■ Dataset entries:

* START *

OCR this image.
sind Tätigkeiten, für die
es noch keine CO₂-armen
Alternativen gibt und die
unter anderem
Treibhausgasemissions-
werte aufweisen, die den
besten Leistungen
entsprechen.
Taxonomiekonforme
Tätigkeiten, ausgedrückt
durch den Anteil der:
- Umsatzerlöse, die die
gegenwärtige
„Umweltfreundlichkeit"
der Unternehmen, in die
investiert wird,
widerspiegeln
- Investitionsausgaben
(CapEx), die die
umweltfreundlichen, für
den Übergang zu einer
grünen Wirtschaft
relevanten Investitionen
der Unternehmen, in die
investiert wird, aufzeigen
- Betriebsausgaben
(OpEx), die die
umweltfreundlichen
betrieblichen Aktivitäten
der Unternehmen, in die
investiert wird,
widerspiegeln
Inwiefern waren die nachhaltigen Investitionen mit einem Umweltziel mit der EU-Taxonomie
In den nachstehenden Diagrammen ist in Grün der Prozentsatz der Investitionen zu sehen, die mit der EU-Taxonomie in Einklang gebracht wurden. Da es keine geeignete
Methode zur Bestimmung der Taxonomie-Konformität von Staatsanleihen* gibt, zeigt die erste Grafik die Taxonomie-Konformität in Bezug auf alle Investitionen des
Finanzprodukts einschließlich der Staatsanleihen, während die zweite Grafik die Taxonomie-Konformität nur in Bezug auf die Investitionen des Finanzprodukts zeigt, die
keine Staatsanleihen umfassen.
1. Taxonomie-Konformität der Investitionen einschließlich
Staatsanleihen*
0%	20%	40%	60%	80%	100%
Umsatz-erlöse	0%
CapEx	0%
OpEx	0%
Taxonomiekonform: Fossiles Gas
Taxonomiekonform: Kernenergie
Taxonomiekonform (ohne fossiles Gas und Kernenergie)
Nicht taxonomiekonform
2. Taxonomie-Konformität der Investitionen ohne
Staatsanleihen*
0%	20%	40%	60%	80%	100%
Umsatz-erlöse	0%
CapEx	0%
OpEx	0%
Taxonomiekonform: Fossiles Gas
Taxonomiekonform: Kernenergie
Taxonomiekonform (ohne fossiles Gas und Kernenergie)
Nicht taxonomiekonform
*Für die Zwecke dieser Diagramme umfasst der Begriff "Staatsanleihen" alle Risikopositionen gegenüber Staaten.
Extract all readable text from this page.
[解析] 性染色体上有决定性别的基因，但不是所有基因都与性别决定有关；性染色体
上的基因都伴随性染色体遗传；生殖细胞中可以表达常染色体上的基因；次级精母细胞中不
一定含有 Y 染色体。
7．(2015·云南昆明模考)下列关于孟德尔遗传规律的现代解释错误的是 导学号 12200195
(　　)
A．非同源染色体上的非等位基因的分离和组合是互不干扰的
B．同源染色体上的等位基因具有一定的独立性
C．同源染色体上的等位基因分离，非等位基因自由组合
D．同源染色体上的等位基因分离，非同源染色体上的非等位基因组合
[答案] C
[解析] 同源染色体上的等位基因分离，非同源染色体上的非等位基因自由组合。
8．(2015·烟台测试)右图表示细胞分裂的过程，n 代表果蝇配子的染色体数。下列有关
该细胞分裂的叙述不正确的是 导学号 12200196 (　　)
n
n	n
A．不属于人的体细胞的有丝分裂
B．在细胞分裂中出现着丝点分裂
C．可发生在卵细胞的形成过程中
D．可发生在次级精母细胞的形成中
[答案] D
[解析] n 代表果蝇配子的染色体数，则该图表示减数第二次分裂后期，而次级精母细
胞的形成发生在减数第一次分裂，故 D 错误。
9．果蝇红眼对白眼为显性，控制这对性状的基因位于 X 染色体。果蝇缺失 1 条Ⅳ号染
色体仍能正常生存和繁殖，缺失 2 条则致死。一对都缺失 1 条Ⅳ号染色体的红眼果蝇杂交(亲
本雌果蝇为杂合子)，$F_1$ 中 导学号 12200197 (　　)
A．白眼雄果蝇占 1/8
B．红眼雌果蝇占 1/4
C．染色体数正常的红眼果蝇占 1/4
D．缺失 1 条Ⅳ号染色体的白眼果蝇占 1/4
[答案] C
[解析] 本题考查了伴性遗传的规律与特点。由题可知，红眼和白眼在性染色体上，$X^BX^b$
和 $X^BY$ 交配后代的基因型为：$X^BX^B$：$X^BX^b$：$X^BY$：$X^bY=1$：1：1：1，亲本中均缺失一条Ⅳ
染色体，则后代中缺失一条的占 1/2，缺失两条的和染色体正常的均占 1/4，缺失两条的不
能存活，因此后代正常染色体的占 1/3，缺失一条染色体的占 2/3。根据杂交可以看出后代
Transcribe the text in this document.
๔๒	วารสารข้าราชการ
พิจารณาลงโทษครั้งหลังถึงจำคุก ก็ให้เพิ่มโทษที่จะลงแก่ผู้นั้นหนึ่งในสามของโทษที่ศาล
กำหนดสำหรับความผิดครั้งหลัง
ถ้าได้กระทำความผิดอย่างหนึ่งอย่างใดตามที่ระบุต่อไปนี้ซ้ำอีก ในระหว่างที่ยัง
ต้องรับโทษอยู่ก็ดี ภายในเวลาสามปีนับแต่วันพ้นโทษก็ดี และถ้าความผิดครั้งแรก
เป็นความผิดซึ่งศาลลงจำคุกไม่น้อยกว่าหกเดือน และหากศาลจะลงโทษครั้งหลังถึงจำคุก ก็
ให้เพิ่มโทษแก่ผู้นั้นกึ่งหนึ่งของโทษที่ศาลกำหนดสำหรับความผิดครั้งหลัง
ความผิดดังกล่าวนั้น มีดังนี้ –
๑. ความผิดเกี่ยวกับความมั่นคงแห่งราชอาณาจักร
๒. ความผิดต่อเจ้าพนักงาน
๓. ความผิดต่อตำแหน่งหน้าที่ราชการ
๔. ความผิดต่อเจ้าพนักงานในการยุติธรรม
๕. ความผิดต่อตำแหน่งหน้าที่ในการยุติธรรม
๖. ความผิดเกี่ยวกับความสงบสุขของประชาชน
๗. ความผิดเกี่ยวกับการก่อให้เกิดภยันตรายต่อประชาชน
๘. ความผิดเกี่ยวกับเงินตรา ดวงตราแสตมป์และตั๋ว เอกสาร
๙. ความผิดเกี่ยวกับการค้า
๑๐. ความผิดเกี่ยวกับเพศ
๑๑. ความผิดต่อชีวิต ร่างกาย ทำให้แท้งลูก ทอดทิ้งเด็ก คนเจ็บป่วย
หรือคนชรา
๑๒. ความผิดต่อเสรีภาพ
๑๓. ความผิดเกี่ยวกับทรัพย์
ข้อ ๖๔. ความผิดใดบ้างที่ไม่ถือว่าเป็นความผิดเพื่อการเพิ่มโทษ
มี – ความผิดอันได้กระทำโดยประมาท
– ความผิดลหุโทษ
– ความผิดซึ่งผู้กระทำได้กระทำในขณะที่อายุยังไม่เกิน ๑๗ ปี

* END *

■ The request: Set down every record above exactly as given.

■ Correct result:
OCR this image.
sind Tätigkeiten, für die
es noch keine CO₂-armen
Alternativen gibt und die
unter anderem
Treibhausgasemissions-
werte aufweisen, die den
besten Leistungen
entsprechen.
Taxonomiekonforme
Tätigkeiten, ausgedrückt
durch den Anteil der:
- Umsatzerlöse, die die
gegenwärtige
„Umweltfreundlichkeit"
der Unternehmen, in die
investiert wird,
widerspiegeln
- Investitionsausgaben
(CapEx), die die
umweltfreundlichen, für
den Übergang zu einer
grünen Wirtschaft
relevanten Investitionen
der Unternehmen, in die
investiert wird, aufzeigen
- Betriebsausgaben
(OpEx), die die
umweltfreundlichen
betrieblichen Aktivitäten
der Unternehmen, in die
investiert wird,
widerspiegeln
Inwiefern waren die nachhaltigen Investitionen mit einem Umweltziel mit der EU-Taxonomie
In den nachstehenden Diagrammen ist in Grün der Prozentsatz der Investitionen zu sehen, die mit der EU-Taxonomie in Einklang gebracht wurden. Da es keine geeignete
Methode zur Bestimmung der Taxonomie-Konformität von Staatsanleihen* gibt, zeigt die erste Grafik die Taxonomie-Konformität in Bezug auf alle Investitionen des
Finanzprodukts einschließlich der Staatsanleihen, während die zweite Grafik die Taxonomie-Konformität nur in Bezug auf die Investitionen des Finanzprodukts zeigt, die
keine Staatsanleihen umfassen.
1. Taxonomie-Konformität der Investitionen einschließlich
Staatsanleihen*
0%	20%	40%	60%	80%	100%
Umsatz-erlöse	0%
CapEx	0%
OpEx	0%
Taxonomiekonform: Fossiles Gas
Taxonomiekonform: Kernenergie
Taxonomiekonform (ohne fossiles Gas und Kernenergie)
Nicht taxonomiekonform
2. Taxonomie-Konformität der Investitionen ohne
Staatsanleihen*
0%	20%	40%	60%	80%	100%
Umsatz-erlöse	0%
CapEx	0%
OpEx	0%
Taxonomiekonform: Fossiles Gas
Taxonomiekonform: Kernenergie
Taxonomiekonform (ohne fossiles Gas und Kernenergie)
Nicht taxonomiekonform
*Für die Zwecke dieser Diagramme umfasst der Begriff "Staatsanleihen" alle Risikopositionen gegenüber Staaten.
Extract all readable text from this page.
[解析] 性染色体上有决定性别的基因，但不是所有基因都与性别决定有关；性染色体
上的基因都伴随性染色体遗传；生殖细胞中可以表达常染色体上的基因；次级精母细胞中不
一定含有 Y 染色体。
7．(2015·云南昆明模考)下列关于孟德尔遗传规律的现代解释错误的是 导学号 12200195
(　　)
A．非同源染色体上的非等位基因的分离和组合是互不干扰的
B．同源染色体上的等位基因具有一定的独立性
C．同源染色体上的等位基因分离，非等位基因自由组合
D．同源染色体上的等位基因分离，非同源染色体上的非等位基因组合
[答案] C
[解析] 同源染色体上的等位基因分离，非同源染色体上的非等位基因自由组合。
8．(2015·烟台测试)右图表示细胞分裂的过程，n 代表果蝇配子的染色体数。下列有关
该细胞分裂的叙述不正确的是 导学号 12200196 (　　)
n
n	n
A．不属于人的体细胞的有丝分裂
B．在细胞分裂中出现着丝点分裂
C．可发生在卵细胞的形成过程中
D．可发生在次级精母细胞的形成中
[答案] D
[解析] n 代表果蝇配子的染色体数，则该图表示减数第二次分裂后期，而次级精母细
胞的形成发生在减数第一次分裂，故 D 错误。
9．果蝇红眼对白眼为显性，控制这对性状的基因位于 X 染色体。果蝇缺失 1 条Ⅳ号染
色体仍能正常生存和繁殖，缺失 2 条则致死。一对都缺失 1 条Ⅳ号染色体的红眼果蝇杂交(亲
本雌果蝇为杂合子)，$F_1$ 中 导学号 12200197 (　　)
A．白眼雄果蝇占 1/8
B．红眼雌果蝇占 1/4
C．染色体数正常的红眼果蝇占 1/4
D．缺失 1 条Ⅳ号染色体的白眼果蝇占 1/4
[答案] C
[解析] 本题考查了伴性遗传的规律与特点。由题可知，红眼和白眼在性染色体上，$X^BX^b$
和 $X^BY$ 交配后代的基因型为：$X^BX^B$：$X^BX^b$：$X^BY$：$X^bY=1$：1：1：1，亲本中均缺失一条Ⅳ
染色体，则后代中缺失一条的占 1/2，缺失两条的和染色体正常的均占 1/4，缺失两条的不
能存活，因此后代正常染色体的占 1/3，缺失一条染色体的占 2/3。根据杂交可以看出后代
Transcribe the text in this document.
๔๒	วารสารข้าราชการ
พิจารณาลงโทษครั้งหลังถึงจำคุก ก็ให้เพิ่มโทษที่จะลงแก่ผู้นั้นหนึ่งในสามของโทษที่ศาล
กำหนดสำหรับความผิดครั้งหลัง
ถ้าได้กระทำความผิดอย่างหนึ่งอย่างใดตามที่ระบุต่อไปนี้ซ้ำอีก ในระหว่างที่ยัง
ต้องรับโทษอยู่ก็ดี ภายในเวลาสามปีนับแต่วันพ้นโทษก็ดี และถ้าความผิดครั้งแรก
เป็นความผิดซึ่งศาลลงจำคุกไม่น้อยกว่าหกเดือน และหากศาลจะลงโทษครั้งหลังถึงจำคุก ก็
ให้เพิ่มโทษแก่ผู้นั้นกึ่งหนึ่งของโทษที่ศาลกำหนดสำหรับความผิดครั้งหลัง
ความผิดดังกล่าวนั้น มีดังนี้ –
๑. ความผิดเกี่ยวกับความมั่นคงแห่งราชอาณาจักร
๒. ความผิดต่อเจ้าพนักงาน
๓. ความผิดต่อตำแหน่งหน้าที่ราชการ
๔. ความผิดต่อเจ้าพนักงานในการยุติธรรม
๕. ความผิดต่อตำแหน่งหน้าที่ในการยุติธรรม
๖. ความผิดเกี่ยวกับความสงบสุขของประชาชน
๗. ความผิดเกี่ยวกับการก่อให้เกิดภยันตรายต่อประชาชน
๘. ความผิดเกี่ยวกับเงินตรา ดวงตราแสตมป์และตั๋ว เอกสาร
๙. ความผิดเกี่ยวกับการค้า
๑๐. ความผิดเกี่ยวกับเพศ
๑๑. ความผิดต่อชีวิต ร่างกาย ทำให้แท้งลูก ทอดทิ้งเด็ก คนเจ็บป่วย
หรือคนชรา
๑๒. ความผิดต่อเสรีภาพ
๑๓. ความผิดเกี่ยวกับทรัพย์
ข้อ ๖๔. ความผิดใดบ้างที่ไม่ถือว่าเป็นความผิดเพื่อการเพิ่มโทษ
มี – ความผิดอันได้กระทำโดยประมาท
– ความผิดลหุโทษ
– ความผิดซึ่งผู้กระทำได้กระทำในขณะที่อายุยังไม่เกิน ๑๗ ปี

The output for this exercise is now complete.